** Begin **

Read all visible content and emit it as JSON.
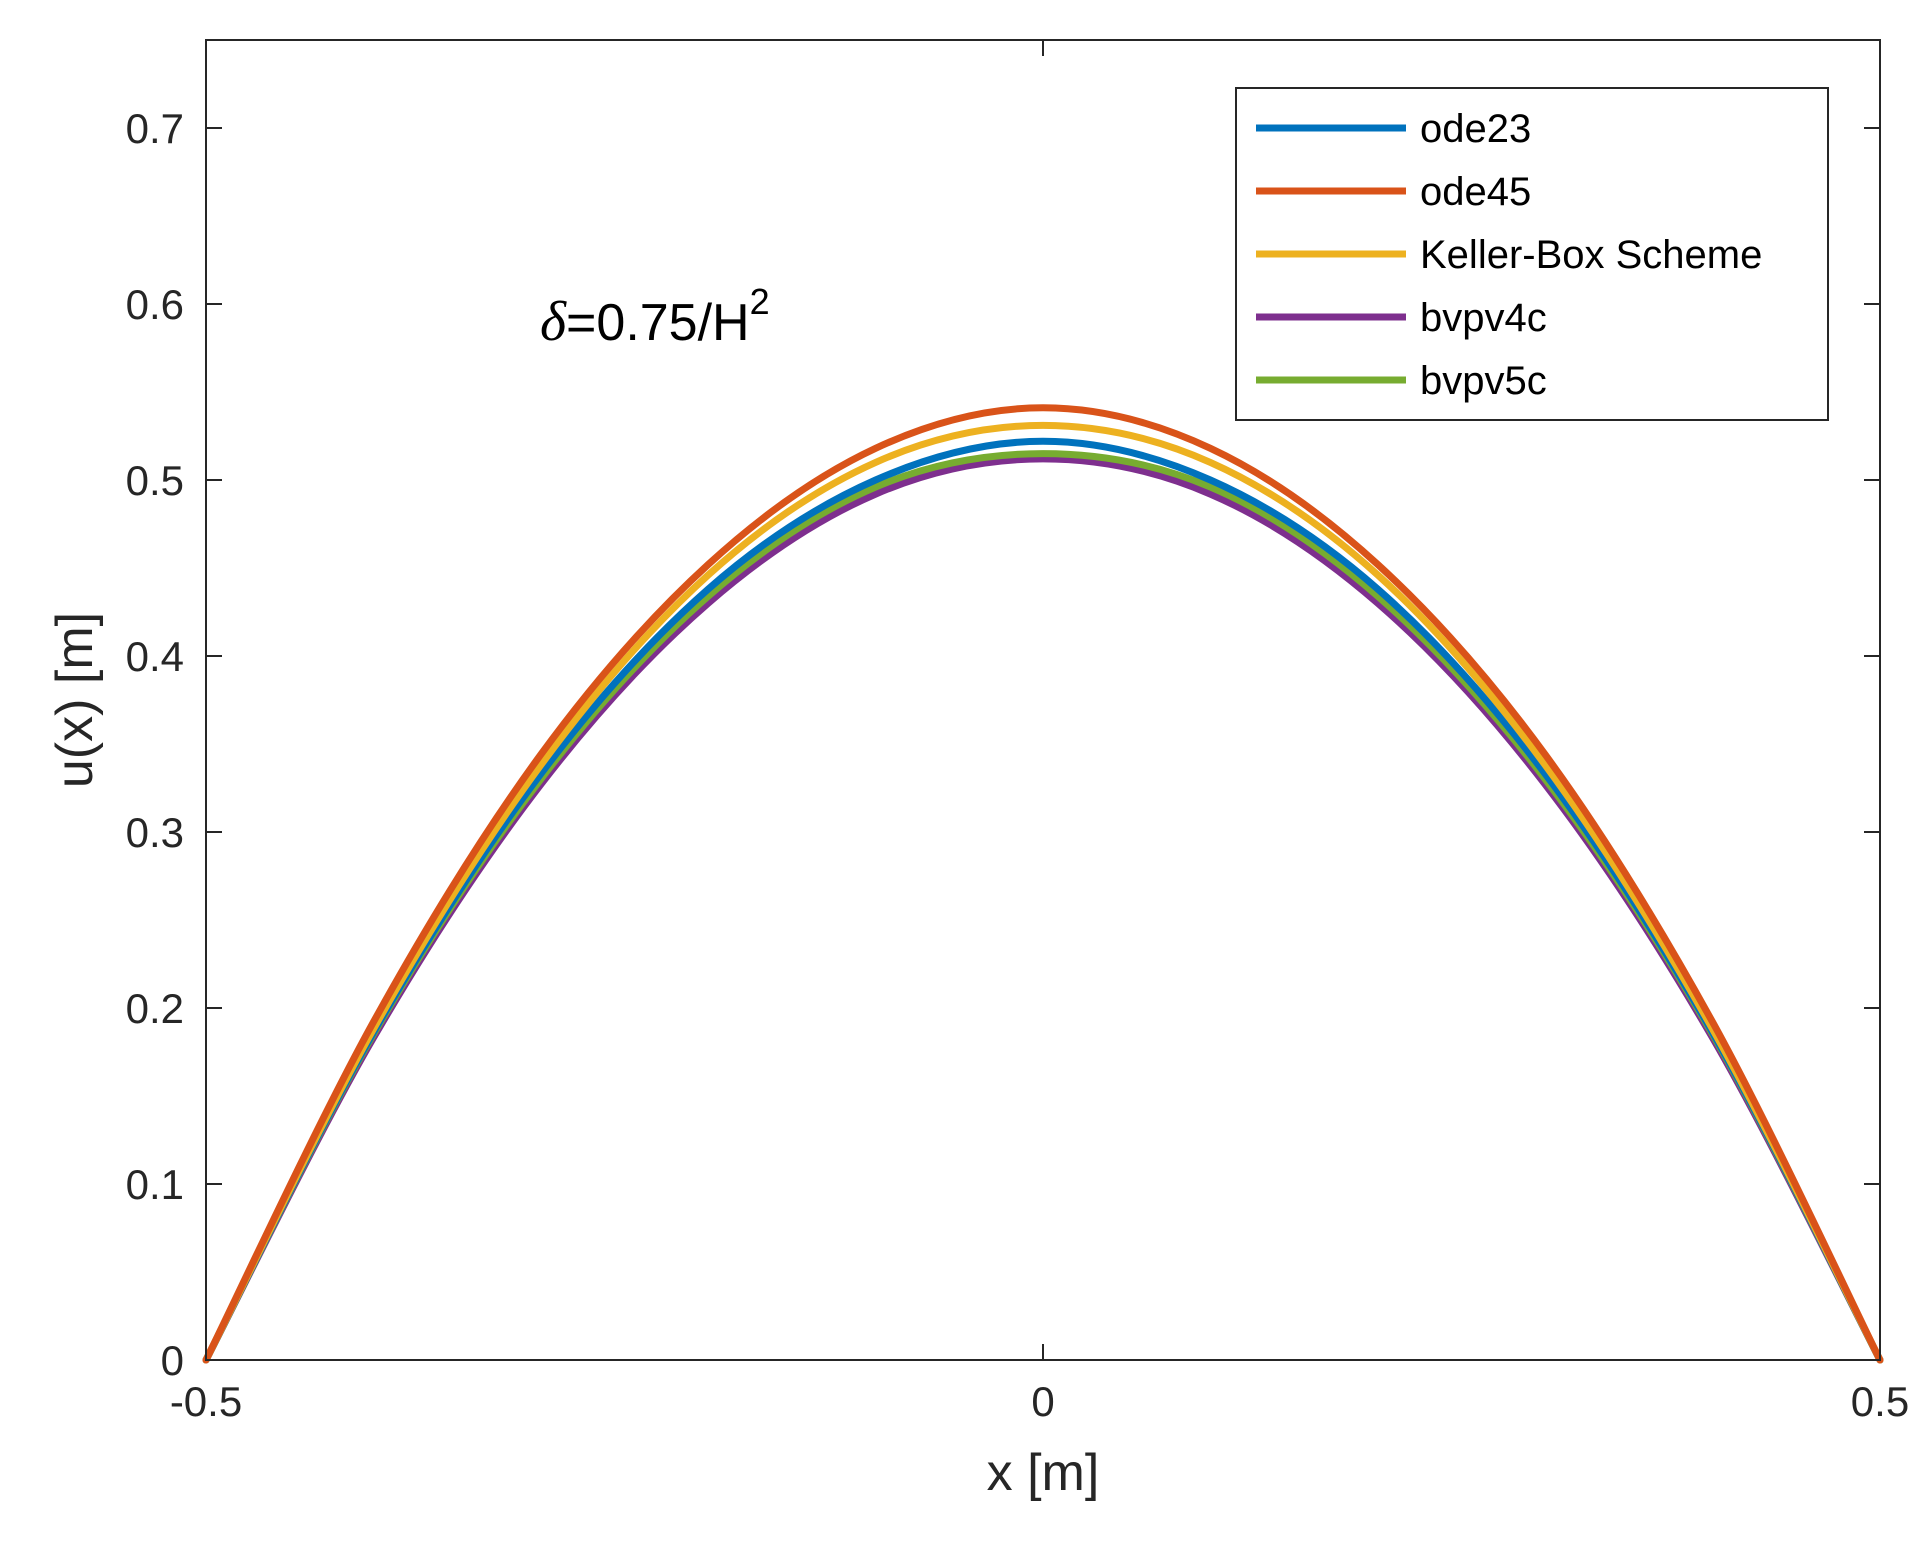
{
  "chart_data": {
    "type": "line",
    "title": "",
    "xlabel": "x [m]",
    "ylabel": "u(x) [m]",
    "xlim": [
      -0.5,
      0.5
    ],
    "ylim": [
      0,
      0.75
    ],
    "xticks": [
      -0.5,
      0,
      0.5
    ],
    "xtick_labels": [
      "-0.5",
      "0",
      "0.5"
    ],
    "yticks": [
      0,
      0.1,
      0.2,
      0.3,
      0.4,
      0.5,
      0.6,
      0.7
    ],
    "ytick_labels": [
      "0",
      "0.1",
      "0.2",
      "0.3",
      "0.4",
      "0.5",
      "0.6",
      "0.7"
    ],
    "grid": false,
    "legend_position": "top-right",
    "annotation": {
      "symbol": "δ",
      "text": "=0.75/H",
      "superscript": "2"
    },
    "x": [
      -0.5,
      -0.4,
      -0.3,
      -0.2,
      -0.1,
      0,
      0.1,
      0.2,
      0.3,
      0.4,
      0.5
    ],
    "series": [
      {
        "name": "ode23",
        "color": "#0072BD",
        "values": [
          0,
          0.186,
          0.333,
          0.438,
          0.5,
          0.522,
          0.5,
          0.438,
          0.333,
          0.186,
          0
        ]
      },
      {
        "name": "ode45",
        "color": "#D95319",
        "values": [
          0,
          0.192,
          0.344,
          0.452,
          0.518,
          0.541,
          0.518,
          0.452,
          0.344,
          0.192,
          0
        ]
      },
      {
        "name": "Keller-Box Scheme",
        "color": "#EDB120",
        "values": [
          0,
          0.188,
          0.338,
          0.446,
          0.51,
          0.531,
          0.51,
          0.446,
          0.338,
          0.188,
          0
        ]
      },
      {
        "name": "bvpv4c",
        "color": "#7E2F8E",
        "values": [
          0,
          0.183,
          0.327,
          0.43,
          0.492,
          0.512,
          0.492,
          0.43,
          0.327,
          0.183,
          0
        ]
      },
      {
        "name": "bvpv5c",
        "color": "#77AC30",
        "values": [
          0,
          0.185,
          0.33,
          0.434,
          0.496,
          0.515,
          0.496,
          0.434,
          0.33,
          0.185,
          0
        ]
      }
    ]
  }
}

** End **
** Begin **

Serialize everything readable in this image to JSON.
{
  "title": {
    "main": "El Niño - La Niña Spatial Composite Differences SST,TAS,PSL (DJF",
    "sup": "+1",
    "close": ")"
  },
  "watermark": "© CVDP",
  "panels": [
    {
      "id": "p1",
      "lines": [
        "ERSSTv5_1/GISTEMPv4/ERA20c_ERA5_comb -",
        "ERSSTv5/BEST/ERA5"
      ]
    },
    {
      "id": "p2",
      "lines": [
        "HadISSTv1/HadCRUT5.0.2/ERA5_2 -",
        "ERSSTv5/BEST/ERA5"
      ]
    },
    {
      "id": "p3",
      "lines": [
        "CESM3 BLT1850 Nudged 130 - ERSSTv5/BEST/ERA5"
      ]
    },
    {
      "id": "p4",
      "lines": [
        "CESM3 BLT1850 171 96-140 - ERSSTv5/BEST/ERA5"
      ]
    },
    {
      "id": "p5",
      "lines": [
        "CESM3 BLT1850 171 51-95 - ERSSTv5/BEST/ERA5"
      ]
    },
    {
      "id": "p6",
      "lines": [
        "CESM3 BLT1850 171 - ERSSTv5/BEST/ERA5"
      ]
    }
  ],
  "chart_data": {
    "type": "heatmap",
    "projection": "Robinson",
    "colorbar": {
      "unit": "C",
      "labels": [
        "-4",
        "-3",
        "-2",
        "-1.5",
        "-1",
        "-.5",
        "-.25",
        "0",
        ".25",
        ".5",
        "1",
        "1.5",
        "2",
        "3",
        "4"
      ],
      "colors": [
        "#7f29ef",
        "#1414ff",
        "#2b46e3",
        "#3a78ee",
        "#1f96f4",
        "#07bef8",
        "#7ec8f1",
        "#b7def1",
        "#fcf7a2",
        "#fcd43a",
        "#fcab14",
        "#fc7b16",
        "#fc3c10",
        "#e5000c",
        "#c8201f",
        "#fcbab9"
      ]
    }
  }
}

** End **

◆ **REQUIRED TASK**:
Gather up the lines containing the word "JSON" from these records and copy them.

◆ **COMPLETE ANSWER**:
Read all visible content and emit it as JSON.
Serialize everything readable in this image to JSON.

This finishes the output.